→ **EXERCISE INPUTS**
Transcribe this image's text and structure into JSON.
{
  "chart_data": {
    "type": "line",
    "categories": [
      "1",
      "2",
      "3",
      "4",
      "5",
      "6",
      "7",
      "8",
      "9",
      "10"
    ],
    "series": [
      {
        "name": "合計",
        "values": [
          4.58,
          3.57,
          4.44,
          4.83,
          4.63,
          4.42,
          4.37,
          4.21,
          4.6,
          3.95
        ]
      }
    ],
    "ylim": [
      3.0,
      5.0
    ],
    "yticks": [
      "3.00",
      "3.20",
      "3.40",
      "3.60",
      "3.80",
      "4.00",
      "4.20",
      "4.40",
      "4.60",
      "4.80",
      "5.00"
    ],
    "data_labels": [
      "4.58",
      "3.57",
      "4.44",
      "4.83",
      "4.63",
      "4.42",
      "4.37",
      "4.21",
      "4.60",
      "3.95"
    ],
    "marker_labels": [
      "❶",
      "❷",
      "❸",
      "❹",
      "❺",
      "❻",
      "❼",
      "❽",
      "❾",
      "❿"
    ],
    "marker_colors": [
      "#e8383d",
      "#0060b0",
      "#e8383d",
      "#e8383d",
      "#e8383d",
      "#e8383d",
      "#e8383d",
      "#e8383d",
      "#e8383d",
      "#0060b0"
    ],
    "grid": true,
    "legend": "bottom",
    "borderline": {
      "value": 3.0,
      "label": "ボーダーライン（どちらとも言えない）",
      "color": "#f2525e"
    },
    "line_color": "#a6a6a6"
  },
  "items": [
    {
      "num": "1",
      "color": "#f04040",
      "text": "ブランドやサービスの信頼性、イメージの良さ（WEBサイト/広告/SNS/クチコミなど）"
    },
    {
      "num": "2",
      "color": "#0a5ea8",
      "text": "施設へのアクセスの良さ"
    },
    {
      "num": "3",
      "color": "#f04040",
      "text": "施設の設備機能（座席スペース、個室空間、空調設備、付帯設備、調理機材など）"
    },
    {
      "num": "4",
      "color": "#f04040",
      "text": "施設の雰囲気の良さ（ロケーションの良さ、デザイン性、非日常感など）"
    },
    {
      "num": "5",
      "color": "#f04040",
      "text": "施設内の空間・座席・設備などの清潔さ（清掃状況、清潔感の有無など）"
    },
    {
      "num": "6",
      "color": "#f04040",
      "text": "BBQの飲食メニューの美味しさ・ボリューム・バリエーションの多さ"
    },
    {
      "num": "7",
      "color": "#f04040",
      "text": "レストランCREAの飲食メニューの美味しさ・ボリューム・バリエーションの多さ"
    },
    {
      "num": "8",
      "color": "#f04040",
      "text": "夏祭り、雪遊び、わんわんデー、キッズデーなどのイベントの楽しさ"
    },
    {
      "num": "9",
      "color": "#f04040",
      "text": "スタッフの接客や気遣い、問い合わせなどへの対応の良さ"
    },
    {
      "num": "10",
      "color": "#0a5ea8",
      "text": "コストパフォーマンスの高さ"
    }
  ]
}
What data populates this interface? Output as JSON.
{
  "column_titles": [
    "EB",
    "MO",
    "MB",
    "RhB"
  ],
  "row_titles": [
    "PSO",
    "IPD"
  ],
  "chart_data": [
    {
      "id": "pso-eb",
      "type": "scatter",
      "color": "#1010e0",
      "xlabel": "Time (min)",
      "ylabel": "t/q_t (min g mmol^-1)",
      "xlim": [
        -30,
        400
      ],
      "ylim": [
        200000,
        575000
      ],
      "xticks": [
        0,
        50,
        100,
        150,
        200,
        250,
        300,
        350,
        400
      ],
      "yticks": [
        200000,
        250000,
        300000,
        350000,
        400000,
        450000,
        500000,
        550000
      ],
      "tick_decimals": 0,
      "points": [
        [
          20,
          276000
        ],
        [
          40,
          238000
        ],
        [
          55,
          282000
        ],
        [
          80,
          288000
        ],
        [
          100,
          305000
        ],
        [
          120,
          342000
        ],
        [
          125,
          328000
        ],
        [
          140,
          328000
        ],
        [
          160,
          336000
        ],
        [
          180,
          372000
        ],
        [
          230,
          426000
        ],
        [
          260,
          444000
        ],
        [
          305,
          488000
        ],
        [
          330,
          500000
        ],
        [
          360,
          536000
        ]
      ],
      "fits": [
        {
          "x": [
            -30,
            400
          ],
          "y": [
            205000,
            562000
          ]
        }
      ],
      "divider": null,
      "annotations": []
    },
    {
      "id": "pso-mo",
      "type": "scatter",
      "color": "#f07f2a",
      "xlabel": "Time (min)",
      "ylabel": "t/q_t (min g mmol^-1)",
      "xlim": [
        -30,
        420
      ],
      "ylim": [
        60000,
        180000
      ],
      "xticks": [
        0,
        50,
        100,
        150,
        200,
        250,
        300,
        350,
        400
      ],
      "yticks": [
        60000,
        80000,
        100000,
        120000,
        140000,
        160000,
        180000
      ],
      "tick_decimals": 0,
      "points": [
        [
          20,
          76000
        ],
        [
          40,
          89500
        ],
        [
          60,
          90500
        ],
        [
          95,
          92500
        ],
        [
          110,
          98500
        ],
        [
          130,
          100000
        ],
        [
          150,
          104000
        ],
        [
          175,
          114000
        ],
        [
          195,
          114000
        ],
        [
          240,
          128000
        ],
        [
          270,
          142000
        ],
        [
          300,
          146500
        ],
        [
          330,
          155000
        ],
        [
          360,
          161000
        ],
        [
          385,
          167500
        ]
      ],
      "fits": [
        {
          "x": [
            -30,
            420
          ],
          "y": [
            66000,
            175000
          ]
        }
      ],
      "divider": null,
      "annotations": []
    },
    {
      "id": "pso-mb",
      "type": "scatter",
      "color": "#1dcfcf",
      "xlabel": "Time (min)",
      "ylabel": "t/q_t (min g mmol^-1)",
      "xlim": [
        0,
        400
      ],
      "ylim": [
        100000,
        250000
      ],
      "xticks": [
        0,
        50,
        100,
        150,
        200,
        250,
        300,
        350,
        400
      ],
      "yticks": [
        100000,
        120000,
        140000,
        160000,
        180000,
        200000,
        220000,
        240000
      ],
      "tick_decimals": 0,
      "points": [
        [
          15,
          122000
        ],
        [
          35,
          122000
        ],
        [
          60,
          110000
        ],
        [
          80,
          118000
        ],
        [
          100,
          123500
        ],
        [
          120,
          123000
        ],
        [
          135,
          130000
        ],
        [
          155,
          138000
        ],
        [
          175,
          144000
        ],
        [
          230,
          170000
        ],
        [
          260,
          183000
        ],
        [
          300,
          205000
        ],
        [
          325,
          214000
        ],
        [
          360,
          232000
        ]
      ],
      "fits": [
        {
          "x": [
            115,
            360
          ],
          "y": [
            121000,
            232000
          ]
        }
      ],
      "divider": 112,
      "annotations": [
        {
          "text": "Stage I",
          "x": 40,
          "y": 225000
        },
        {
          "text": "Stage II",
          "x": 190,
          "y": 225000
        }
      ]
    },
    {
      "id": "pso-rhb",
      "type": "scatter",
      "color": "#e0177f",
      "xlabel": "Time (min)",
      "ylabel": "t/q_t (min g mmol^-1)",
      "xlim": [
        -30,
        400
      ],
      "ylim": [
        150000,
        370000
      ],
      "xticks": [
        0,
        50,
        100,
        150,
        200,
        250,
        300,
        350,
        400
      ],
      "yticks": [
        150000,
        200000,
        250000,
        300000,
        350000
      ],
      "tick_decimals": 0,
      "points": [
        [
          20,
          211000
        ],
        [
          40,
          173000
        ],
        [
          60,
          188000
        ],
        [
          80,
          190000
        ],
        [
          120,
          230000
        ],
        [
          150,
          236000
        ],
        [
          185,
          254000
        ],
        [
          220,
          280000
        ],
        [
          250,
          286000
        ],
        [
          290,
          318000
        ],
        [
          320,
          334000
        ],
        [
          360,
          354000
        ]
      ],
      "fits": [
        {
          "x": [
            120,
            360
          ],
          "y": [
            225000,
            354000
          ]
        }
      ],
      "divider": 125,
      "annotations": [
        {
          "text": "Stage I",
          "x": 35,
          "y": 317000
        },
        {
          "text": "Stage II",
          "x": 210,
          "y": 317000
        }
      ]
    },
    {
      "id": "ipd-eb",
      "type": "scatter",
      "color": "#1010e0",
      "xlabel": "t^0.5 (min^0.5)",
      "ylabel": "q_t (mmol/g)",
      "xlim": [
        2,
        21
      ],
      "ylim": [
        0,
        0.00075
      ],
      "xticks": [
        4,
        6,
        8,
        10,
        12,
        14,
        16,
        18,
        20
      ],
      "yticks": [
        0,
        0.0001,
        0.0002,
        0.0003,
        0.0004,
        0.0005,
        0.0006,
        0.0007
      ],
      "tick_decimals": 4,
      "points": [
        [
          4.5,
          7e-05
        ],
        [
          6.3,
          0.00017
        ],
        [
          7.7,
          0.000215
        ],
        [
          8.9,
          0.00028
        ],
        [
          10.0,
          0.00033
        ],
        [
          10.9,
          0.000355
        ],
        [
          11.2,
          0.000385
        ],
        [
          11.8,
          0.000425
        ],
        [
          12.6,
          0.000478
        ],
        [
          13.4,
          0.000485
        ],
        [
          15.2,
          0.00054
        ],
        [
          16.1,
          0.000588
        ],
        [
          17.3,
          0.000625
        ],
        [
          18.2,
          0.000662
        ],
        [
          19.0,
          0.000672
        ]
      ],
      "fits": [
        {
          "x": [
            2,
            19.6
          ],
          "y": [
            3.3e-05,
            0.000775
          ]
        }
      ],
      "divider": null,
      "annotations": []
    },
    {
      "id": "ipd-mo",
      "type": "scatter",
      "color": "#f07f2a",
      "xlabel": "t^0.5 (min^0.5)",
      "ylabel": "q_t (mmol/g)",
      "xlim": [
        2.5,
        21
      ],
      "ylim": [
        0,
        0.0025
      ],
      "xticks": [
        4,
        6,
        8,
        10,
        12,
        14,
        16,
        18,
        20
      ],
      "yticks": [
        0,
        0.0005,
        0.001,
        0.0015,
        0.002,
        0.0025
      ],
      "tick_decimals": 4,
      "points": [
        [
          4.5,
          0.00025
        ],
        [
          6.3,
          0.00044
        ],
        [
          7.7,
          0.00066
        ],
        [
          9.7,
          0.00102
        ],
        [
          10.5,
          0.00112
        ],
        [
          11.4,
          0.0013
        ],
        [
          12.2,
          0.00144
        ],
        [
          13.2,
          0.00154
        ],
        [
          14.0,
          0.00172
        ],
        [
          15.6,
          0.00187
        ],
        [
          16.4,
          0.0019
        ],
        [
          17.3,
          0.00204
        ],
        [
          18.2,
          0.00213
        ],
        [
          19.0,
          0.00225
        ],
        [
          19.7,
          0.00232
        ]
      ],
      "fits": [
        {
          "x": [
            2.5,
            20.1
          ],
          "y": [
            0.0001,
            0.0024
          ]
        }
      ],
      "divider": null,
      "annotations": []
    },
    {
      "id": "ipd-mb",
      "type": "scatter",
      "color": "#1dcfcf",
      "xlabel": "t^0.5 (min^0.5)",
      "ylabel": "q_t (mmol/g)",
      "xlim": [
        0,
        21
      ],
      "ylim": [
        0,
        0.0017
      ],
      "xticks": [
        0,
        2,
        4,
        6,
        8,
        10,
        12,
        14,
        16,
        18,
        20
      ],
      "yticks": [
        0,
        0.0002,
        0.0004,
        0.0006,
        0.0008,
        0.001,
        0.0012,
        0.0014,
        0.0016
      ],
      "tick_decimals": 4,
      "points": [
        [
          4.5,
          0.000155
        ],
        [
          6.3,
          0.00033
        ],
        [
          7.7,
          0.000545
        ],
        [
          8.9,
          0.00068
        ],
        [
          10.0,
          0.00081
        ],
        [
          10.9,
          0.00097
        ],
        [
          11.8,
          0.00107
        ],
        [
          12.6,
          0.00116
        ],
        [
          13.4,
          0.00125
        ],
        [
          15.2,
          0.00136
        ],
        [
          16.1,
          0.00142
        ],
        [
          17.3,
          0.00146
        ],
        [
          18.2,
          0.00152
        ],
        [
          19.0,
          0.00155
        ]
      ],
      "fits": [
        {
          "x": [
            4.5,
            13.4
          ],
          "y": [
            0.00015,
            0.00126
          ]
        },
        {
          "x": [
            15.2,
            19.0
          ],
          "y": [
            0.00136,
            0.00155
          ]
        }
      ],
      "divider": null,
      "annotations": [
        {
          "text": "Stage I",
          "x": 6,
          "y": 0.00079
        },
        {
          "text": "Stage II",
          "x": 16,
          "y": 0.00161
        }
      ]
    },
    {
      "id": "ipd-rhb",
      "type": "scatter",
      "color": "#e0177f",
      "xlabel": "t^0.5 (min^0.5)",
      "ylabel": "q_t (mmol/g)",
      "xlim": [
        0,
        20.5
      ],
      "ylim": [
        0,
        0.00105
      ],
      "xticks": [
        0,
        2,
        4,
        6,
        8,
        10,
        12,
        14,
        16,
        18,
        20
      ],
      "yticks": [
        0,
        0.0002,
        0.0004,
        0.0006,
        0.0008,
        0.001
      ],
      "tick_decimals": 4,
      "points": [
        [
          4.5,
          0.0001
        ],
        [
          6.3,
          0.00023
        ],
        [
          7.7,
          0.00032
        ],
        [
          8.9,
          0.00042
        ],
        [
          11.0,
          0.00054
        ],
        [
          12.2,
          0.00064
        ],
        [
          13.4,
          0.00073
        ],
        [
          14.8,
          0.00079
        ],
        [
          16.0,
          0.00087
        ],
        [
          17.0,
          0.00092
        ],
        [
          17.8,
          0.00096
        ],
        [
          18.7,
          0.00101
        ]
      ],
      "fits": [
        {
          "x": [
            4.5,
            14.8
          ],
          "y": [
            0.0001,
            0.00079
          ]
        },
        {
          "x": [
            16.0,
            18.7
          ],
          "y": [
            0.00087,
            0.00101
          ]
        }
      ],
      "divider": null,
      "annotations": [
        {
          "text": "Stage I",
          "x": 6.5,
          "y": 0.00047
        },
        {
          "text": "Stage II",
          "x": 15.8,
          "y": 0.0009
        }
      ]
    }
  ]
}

→ **TASK**
Count the lines that include the word "ボリューム" and state the result as a bare number.

→ **SOLUTION FOR THIS TASK**
2